Document —
◇ ◇ ◇

I was commissioned for a years-long project to create original illustrations for the Five Megillot—the Song of Songs, the Book of Ruth, the Book of Lamentations, Ecclesiastes, and the Book of Esther. First, I completed Esther, and more recently, the Book of Ruth. The story of Esther is perhaps the most well known of these. Because it serves as the source of what is often called our most joyous and certainly most child-friendly holiday—Purim—the charge of illustrating its legendary scenes was, for the most part, a clear-cut design brief. A king with a crown, a beautiful queen, a villain with a famous three-cornered hat, banquets and parties, and a white horse have been the subjects of celebrated artists for hundreds of years.

The Book of Ruth presents a very different challenge. Its interpreters have usually focused on its portrait of Ruth’s exemplary virtue of loyalty, its discussion of religious conversion, or the significance of levirate marriage. Likewise, while there is a venerable body of art to refer to—from gilded illumination to printed woodcuts—these depictions have focused, not undeservedly, on a handful of protagonists and the story’s plot, such as the family’s departure to Moab, Ruth’s devotion to Naomi, Ruth’s marriage to Boaz, and her bearing of a child who will be the ancestor of King David and the future messiah. But to me, it seemed that the plot is not the essence of the story. Rather, the Book’s crux is the concept of redemption. As an illuminator, I felt that my task was to express what redemption means rather than focus on the characters or the minutiae of the plot. But at first, I wasn’t quite sure how to do that.

◇ ◇ ◇

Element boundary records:
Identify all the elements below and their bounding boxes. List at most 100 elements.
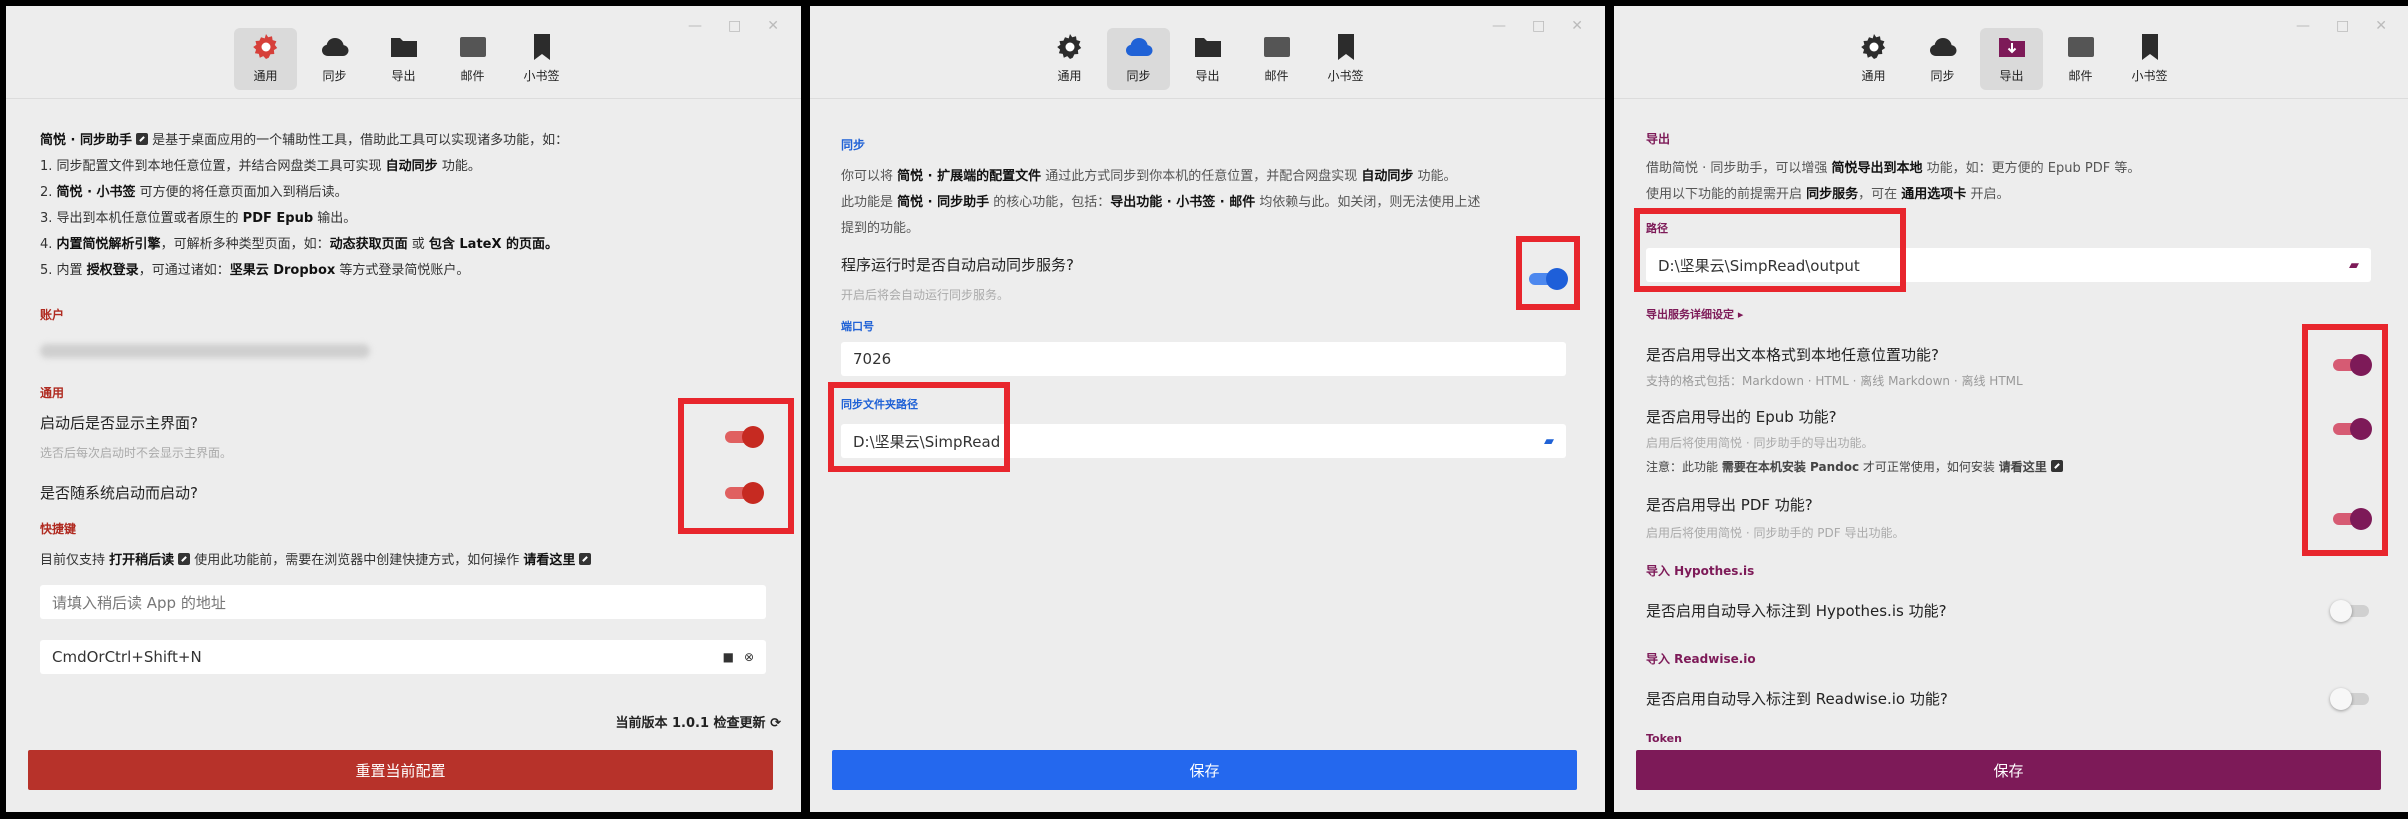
highlight-box	[828, 382, 1010, 472]
external-link-icon[interactable]	[579, 553, 592, 565]
version-info[interactable]: 当前版本 1.0.1 检查更新 ⟳	[615, 712, 781, 731]
intro-line: 简悦 · 同步助手 是基于桌面应用的一个辅助性工具，借助此工具可以实现诸多功能，…	[40, 133, 569, 148]
tab-export[interactable]: 导出	[372, 28, 435, 90]
tab-label: 导出	[1195, 69, 1220, 83]
tab-mail[interactable]: 邮件	[1245, 28, 1308, 90]
readwise-section-label: 导入 Readwise.io	[1646, 652, 1756, 666]
tab-sync[interactable]: 同步	[1911, 28, 1974, 90]
tab-label: 邮件	[460, 69, 485, 83]
tab-export[interactable]: 导出	[1176, 28, 1239, 90]
auto-sync-question: 程序运行时是否自动启动同步服务?	[841, 256, 1074, 274]
token-label: Token	[1646, 732, 1682, 745]
account-section-label: 账户	[40, 308, 65, 322]
tab-export[interactable]: 导出	[1980, 28, 2043, 90]
desc-line: 使用以下功能的前提需开启 同步服务，可在 通用选项卡 开启。	[1646, 187, 2010, 202]
tab-mail[interactable]: 邮件	[2049, 28, 2112, 90]
divider	[810, 98, 1605, 99]
pandoc-note: 注意：此功能 需要在本机安装 Pandoc 才可正常使用，如何安装 请看这里	[1646, 458, 2063, 475]
tab-label: 通用	[253, 69, 278, 83]
folder-open-icon[interactable]: ▰	[2349, 258, 2359, 273]
refresh-icon[interactable]: ⟳	[770, 716, 781, 731]
bookmark-icon	[2141, 34, 2158, 60]
divider	[1614, 98, 2408, 99]
export-details-toggle[interactable]: 导出服务详细设定 ▸	[1646, 306, 1743, 322]
details-label: 导出服务详细设定	[1646, 308, 1734, 321]
readwise-import-question: 是否启用自动导入标注到 Readwise.io 功能?	[1646, 690, 1948, 708]
gear-icon	[1056, 34, 1081, 59]
tab-bar: 通用 同步 导出 邮件 小书签	[6, 28, 801, 90]
hypothesis-section-label: 导入 Hypothes.is	[1646, 564, 1755, 578]
external-link-icon[interactable]	[136, 133, 148, 145]
input-placeholder: 请填入稍后读 App 的地址	[52, 593, 226, 612]
intro-line: 2. 简悦 · 小书签 可方便的将任意页面加入到稍后读。	[40, 185, 348, 200]
tab-sync[interactable]: 同步	[303, 28, 366, 90]
hypothesis-import-toggle[interactable]	[2330, 600, 2372, 622]
highlight-box	[1516, 236, 1580, 310]
export-section-label: 导出	[1646, 132, 1671, 146]
folder-download-icon	[1998, 38, 2025, 57]
intro-line: 1. 同步配置文件到本地任意位置，并结合网盘类工具可实现 自动同步 功能。	[40, 159, 481, 174]
shortcut-section-label: 快捷键	[40, 522, 77, 536]
save-icon[interactable]: ■	[723, 650, 734, 664]
tab-bookmarklet[interactable]: 小书签	[1314, 28, 1377, 90]
toggle-knob	[2330, 600, 2352, 622]
tab-sync[interactable]: 同步	[1107, 28, 1170, 90]
save-button[interactable]: 保存	[1636, 750, 2381, 790]
mail-icon	[1263, 37, 1290, 57]
reset-config-button[interactable]: 重置当前配置	[28, 750, 773, 790]
sync-description: 你可以将 简悦 · 扩展端的配置文件 通过此方式同步到你本机的任意位置，并配合网…	[841, 164, 1480, 242]
mail-icon	[2067, 37, 2094, 57]
tab-general[interactable]: 通用	[1842, 28, 1905, 90]
intro-line: 3. 导出到本机任意位置或者原生的 PDF Epub 输出。	[40, 211, 357, 226]
tab-bookmarklet[interactable]: 小书签	[510, 28, 573, 90]
show-main-window-question: 启动后是否显示主界面?	[40, 414, 198, 432]
tab-bookmarklet[interactable]: 小书签	[2118, 28, 2181, 90]
cloud-icon	[1929, 38, 1956, 56]
sync-section-label: 同步	[841, 138, 866, 152]
highlight-box	[1634, 208, 1906, 292]
mail-icon	[459, 37, 486, 57]
folder-open-icon[interactable]: ▰	[1544, 434, 1554, 449]
intro-line: 4. 内置简悦解析引擎，可解析多种类型页面，如：动态获取页面 或 包含 Late…	[40, 237, 559, 252]
export-epub-hint: 启用后将使用简悦 · 同步助手的导出功能。	[1646, 436, 1874, 450]
app-address-input[interactable]: 请填入稍后读 App 的地址	[40, 585, 766, 619]
desc-line: 提到的功能。	[841, 221, 920, 236]
external-link-icon[interactable]	[2050, 460, 2063, 472]
tab-bar: 通用 同步 导出 邮件 小书签	[1614, 28, 2408, 90]
sync-settings-window: — □ ✕ 通用 同步 导出 邮件 小书签 同步 你可以将 简悦 · 扩展端的配…	[810, 6, 1605, 812]
intro-line: 5. 内置 授权登录，可通过诸如：坚果云 Dropbox 等方式登录简悦账户。	[40, 263, 470, 278]
desc-line: 此功能是 简悦 · 同步助手 的核心功能，包括：导出功能 · 小书签 · 邮件 …	[841, 195, 1481, 210]
tab-label: 导出	[391, 69, 416, 83]
tab-mail[interactable]: 邮件	[441, 28, 504, 90]
tab-label: 邮件	[1264, 69, 1289, 83]
readwise-import-toggle[interactable]	[2330, 688, 2372, 710]
cloud-icon	[1125, 38, 1152, 56]
tab-label: 同步	[322, 69, 347, 83]
export-settings-window: — □ ✕ 通用 同步 导出 邮件 小书签 导出 借助简悦 · 同步助手，可以增…	[1614, 6, 2408, 812]
desc-line: 你可以将 简悦 · 扩展端的配置文件 通过此方式同步到你本机的任意位置，并配合网…	[841, 169, 1457, 184]
export-text-question: 是否启用导出文本格式到本地任意位置功能?	[1646, 346, 1939, 364]
auto-launch-question: 是否随系统启动而启动?	[40, 484, 198, 502]
bookmark-icon	[1337, 34, 1354, 60]
export-pdf-hint: 启用后将使用简悦 · 同步助手的 PDF 导出功能。	[1646, 526, 1905, 540]
tab-label: 同步	[1126, 69, 1151, 83]
save-button[interactable]: 保存	[832, 750, 1577, 790]
clear-icon[interactable]: ⊗	[744, 650, 754, 664]
port-input[interactable]: 7026	[841, 342, 1566, 376]
tab-label: 邮件	[2068, 69, 2093, 83]
blurred-account-info	[40, 344, 370, 358]
external-link-icon[interactable]	[178, 553, 191, 565]
tab-general[interactable]: 通用	[234, 28, 297, 90]
folder-icon	[390, 38, 417, 57]
general-section-label: 通用	[40, 386, 65, 400]
tab-label: 小书签	[2131, 69, 2168, 83]
tab-label: 小书签	[523, 69, 560, 83]
gear-icon	[252, 34, 277, 59]
show-main-window-hint: 选否后每次启动时不会显示主界面。	[40, 446, 233, 460]
caret-right-icon: ▸	[1737, 308, 1744, 321]
hotkey-input[interactable]: CmdOrCtrl+Shift+N ■ ⊗	[40, 640, 766, 674]
hotkey-actions: ■ ⊗	[723, 650, 754, 664]
tab-label: 通用	[1057, 69, 1082, 83]
tab-general[interactable]: 通用	[1038, 28, 1101, 90]
version-text: 当前版本 1.0.1 检查更新	[615, 716, 766, 731]
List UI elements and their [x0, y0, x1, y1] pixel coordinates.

◇ ◇ ◇

Tasks and exercises —
A. Answer these questions from the essay on illustrating the Five Megillot:
(i) Which of the Five Megillot did the illustrator complete first?
(ii) Which holiday has the story of Esther as its source?
(iii) What concept does the essay call the crux of the Book of Ruth?
B. Reproduce word for word the passage of the essay on illustrating the Five Megillot from "I was commissioned" to "hundreds of years.".

Final answers —
A.
(i) Esther
(ii) Purim
(iii) Redemption

B.
I was commissioned for a years-long project to create original illustrations for the Five Megillot—the Song of Songs, the Book of Ruth, the Book of Lamentations, Ecclesiastes, and the Book of Esther. First, I completed Esther, and more recently, the Book of Ruth. The story of Esther is perhaps the most well known of these. Because it serves as the source of what is often called our most joyous and certainly most child-friendly holiday—Purim—the charge of illustrating its legendary scenes was, for the most part, a clear-cut design brief. A king with a crown, a beautiful queen, a villain with a famous three-cornered hat, banquets and parties, and a white horse have been the subjects of celebrated artists for hundreds of years.